Problem statement: How many of the lines here include "screenshot"? Answer with a single number.

Dataset records:
═══

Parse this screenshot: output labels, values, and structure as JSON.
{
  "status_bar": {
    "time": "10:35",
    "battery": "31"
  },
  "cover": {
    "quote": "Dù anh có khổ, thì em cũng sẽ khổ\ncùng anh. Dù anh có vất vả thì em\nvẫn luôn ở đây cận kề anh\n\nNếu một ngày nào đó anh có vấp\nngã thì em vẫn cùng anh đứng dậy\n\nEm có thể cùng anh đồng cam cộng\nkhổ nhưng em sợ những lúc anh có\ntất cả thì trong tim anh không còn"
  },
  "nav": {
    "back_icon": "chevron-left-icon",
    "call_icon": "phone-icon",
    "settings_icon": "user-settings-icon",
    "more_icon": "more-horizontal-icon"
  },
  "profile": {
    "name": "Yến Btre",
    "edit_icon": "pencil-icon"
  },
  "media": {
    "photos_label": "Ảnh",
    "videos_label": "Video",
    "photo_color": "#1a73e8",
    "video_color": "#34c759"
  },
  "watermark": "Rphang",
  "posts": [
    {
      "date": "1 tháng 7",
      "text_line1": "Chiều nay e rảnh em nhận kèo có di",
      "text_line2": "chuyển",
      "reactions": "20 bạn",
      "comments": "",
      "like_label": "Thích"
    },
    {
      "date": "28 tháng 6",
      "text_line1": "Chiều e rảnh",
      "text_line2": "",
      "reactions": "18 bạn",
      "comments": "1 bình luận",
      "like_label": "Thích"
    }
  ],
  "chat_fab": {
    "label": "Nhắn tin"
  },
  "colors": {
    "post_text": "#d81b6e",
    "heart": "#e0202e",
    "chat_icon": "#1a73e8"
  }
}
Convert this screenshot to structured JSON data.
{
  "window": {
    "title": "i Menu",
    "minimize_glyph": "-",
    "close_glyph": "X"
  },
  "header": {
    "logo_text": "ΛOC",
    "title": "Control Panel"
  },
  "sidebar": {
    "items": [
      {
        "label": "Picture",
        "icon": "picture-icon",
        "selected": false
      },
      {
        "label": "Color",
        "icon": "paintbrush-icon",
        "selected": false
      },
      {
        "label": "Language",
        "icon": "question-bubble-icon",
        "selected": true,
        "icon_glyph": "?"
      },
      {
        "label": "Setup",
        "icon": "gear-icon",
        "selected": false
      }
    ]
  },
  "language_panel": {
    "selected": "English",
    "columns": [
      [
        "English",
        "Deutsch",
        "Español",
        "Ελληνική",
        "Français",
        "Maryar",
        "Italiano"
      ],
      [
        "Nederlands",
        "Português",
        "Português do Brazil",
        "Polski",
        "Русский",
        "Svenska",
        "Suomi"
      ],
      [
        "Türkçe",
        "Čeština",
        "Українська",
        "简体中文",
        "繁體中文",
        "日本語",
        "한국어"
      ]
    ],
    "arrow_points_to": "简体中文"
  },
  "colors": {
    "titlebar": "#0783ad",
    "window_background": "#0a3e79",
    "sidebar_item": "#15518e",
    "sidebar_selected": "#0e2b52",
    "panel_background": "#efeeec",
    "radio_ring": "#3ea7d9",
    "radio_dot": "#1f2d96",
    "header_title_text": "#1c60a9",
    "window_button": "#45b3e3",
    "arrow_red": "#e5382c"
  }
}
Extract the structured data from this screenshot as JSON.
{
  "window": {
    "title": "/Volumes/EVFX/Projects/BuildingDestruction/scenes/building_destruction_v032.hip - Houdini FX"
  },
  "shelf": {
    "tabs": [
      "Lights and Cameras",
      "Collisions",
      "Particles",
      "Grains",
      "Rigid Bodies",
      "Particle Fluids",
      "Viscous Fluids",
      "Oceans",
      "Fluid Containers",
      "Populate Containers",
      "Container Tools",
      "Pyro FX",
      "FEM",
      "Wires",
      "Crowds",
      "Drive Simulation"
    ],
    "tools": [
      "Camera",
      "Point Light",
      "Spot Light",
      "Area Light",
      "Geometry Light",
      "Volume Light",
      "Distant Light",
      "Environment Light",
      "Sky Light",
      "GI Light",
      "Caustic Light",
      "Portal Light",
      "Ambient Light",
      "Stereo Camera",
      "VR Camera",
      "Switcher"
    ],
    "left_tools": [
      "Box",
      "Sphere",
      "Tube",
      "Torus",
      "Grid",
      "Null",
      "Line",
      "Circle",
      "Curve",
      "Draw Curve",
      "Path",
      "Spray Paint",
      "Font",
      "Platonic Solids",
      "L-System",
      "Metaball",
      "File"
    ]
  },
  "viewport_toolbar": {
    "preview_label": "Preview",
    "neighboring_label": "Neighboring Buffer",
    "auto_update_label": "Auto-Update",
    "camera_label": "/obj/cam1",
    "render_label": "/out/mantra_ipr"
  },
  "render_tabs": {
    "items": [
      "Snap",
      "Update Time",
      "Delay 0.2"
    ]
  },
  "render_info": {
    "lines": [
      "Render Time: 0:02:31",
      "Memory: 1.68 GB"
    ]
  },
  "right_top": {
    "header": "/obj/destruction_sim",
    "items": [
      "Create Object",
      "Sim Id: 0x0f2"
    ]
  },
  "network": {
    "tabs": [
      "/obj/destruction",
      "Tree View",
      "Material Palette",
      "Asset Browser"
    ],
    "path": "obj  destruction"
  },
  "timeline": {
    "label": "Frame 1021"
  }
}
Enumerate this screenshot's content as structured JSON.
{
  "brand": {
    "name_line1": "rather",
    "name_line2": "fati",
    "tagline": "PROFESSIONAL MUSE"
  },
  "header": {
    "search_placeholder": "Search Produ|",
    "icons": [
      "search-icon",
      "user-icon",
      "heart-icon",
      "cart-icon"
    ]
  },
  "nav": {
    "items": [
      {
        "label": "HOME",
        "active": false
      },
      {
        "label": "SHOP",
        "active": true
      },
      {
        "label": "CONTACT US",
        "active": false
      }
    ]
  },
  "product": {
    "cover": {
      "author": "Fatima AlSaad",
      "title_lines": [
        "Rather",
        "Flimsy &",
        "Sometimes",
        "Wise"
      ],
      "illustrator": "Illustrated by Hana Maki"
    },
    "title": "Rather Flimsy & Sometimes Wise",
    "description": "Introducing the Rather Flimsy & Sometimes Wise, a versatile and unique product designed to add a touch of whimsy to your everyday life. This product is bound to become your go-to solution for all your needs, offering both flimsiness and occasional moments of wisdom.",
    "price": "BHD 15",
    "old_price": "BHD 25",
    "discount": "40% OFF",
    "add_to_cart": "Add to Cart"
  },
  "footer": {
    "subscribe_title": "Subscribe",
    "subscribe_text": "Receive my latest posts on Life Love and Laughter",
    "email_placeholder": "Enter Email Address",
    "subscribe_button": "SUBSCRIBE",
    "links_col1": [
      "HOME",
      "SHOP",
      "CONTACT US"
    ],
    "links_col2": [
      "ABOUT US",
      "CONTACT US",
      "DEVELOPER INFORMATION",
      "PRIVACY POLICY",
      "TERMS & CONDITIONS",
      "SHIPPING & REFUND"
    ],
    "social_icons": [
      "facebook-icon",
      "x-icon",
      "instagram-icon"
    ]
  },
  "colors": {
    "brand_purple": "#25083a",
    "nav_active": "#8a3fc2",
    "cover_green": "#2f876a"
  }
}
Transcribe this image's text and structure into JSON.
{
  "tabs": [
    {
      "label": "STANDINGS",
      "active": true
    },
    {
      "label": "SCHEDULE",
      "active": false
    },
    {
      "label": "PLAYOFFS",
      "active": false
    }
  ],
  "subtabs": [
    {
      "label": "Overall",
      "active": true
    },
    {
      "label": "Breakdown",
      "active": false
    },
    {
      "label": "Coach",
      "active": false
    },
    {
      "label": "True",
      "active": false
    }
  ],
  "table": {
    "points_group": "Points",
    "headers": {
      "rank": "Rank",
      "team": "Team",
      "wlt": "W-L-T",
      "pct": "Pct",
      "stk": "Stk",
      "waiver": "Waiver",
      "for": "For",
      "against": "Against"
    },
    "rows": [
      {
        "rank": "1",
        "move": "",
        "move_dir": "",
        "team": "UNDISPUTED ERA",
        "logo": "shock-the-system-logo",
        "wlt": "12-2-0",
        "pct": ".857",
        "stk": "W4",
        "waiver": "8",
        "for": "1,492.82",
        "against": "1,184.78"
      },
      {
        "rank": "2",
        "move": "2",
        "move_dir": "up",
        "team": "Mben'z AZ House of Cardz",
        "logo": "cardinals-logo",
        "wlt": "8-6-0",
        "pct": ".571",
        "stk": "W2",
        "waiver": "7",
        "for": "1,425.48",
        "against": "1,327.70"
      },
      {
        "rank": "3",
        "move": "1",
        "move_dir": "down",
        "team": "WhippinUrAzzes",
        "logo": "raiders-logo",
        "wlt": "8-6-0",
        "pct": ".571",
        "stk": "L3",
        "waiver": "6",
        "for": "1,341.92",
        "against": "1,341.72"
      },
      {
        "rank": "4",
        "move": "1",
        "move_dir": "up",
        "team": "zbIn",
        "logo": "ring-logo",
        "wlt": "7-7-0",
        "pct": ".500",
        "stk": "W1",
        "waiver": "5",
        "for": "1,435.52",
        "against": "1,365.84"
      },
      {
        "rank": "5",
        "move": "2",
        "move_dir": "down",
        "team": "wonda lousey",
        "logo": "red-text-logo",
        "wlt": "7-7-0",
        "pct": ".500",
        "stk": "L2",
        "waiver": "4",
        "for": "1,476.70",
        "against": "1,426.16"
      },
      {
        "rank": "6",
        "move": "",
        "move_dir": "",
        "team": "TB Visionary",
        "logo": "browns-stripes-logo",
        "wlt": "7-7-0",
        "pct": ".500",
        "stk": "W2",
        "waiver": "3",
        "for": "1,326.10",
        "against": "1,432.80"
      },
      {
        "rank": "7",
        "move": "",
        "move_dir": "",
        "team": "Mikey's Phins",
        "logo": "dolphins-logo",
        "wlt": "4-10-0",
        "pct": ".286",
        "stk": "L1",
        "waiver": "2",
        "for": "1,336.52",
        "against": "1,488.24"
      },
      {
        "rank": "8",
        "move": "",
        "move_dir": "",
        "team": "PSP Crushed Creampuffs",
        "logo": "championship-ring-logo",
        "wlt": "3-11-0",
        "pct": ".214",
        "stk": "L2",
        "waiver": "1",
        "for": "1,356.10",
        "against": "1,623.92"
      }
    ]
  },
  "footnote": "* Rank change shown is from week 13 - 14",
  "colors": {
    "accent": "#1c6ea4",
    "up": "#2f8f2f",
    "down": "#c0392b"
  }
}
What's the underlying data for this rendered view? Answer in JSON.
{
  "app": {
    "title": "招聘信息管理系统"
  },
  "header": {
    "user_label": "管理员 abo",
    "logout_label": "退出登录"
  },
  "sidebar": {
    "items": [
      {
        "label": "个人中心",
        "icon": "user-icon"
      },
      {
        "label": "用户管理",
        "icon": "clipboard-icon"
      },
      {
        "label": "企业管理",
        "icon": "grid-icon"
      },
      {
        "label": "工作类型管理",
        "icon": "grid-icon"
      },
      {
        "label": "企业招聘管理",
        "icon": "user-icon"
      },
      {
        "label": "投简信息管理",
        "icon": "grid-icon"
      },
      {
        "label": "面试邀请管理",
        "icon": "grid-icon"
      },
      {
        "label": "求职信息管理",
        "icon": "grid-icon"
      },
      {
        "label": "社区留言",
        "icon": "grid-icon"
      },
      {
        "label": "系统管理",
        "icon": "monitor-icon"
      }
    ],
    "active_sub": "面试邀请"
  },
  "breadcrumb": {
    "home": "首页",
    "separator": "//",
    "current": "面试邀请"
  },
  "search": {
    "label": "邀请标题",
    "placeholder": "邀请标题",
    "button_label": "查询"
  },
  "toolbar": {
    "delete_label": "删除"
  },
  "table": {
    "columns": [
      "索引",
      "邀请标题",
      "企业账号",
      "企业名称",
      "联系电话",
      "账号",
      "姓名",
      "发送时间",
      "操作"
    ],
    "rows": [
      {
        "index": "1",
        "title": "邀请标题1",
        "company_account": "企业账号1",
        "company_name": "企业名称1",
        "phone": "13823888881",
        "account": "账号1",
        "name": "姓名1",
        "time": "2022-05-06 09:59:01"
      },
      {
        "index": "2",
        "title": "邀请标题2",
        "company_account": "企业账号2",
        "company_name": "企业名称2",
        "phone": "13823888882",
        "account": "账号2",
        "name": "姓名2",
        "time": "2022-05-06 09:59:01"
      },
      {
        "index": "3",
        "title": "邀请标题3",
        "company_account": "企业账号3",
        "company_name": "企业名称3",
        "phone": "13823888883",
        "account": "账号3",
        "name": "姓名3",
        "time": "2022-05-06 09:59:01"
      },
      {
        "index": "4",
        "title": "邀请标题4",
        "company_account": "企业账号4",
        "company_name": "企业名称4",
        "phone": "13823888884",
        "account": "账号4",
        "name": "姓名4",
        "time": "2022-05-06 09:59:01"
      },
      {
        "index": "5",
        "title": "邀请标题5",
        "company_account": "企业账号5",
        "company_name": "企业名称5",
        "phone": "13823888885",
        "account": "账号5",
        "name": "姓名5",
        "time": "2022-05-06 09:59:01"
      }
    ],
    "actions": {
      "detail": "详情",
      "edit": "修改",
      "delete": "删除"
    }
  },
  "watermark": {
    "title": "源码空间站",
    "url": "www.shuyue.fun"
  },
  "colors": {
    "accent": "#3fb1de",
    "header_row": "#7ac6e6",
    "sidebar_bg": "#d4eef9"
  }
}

═══

Exercise response: 4